(Records contained in a dataset)
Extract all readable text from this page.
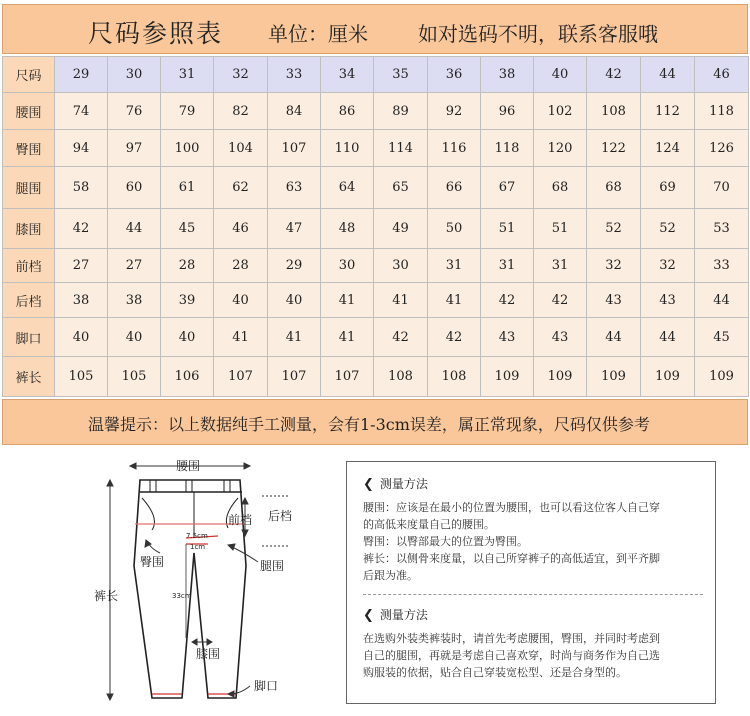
尺码参照表 单位：厘米	如对选码不明，联系客服哦
尺码	29	30	31	32	33	34	35	36	38	40	42	44	46
腰围	74	76	79	82	84	86	89	92	96	102	108	112	118
臀围	94	97	100	104	107	110	114	116	118	120	122	124	126
腿围	58	60	61	62	63	64	65	66	67	68	68	69	70
膝围	42	44	45	46	47	48	49	50	51	51	52	52	53
前档	27	27	28	28	29	30	30	31	31	31	32	32	33
后档	38	38	39	40	40	41	41	41	42	42	43	43	44
脚口	40	40	40	41	41	41	42	42	43	43	44	44	45
裤长	105	105	106	107	107	107	108	108	109	109	109	109	109
温馨提示：以上数据纯手工测量，会有1-3cm误差，属正常现象，尺码仅供参考
腰围
裤长
前档 后档
臀围	腿围
7.5cm
1cm
33cm
膝围
脚口
❮ 测量方法

腰围：应该是在最小的位置为腰围，也可以看这位客人自己穿

的高低来度量自己的腰围。

臀围：以臀部最大的位置为臀围。

裤长：以侧骨来度量，以自己所穿裤子的高低适宜，到平齐脚

后跟为准。

❮ 测量方法

在选购外装类裤装时，请首先考虑腰围，臀围，并同时考虑到

自己的腿围，再就是考虑自己喜欢穿，时尚与商务作为自己选

购服装的依据，贴合自己穿装宽松型、还是合身型的。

**TASK GOAL**
Omit the pictures. Output every record above word for word.

**ANSWER FOR THIS EXERCISE**
Extract all readable text from this page.
尺码参照表 单位：厘米	如对选码不明，联系客服哦
尺码	29	30	31	32	33	34	35	36	38	40	42	44	46
腰围	74	76	79	82	84	86	89	92	96	102	108	112	118
臀围	94	97	100	104	107	110	114	116	118	120	122	124	126
腿围	58	60	61	62	63	64	65	66	67	68	68	69	70
膝围	42	44	45	46	47	48	49	50	51	51	52	52	53
前档	27	27	28	28	29	30	30	31	31	31	32	32	33
后档	38	38	39	40	40	41	41	41	42	42	43	43	44
脚口	40	40	40	41	41	41	42	42	43	43	44	44	45
裤长	105	105	106	107	107	107	108	108	109	109	109	109	109
温馨提示：以上数据纯手工测量，会有1-3cm误差，属正常现象，尺码仅供参考
腰围
裤长
前档 后档
臀围	腿围
7.5cm
1cm
33cm
膝围
脚口
❮ 测量方法

腰围：应该是在最小的位置为腰围，也可以看这位客人自己穿

的高低来度量自己的腰围。

臀围：以臀部最大的位置为臀围。

裤长：以侧骨来度量，以自己所穿裤子的高低适宜，到平齐脚

后跟为准。

❮ 测量方法

在选购外装类裤装时，请首先考虑腰围，臀围，并同时考虑到

自己的腿围，再就是考虑自己喜欢穿，时尚与商务作为自己选

购服装的依据，贴合自己穿装宽松型、还是合身型的。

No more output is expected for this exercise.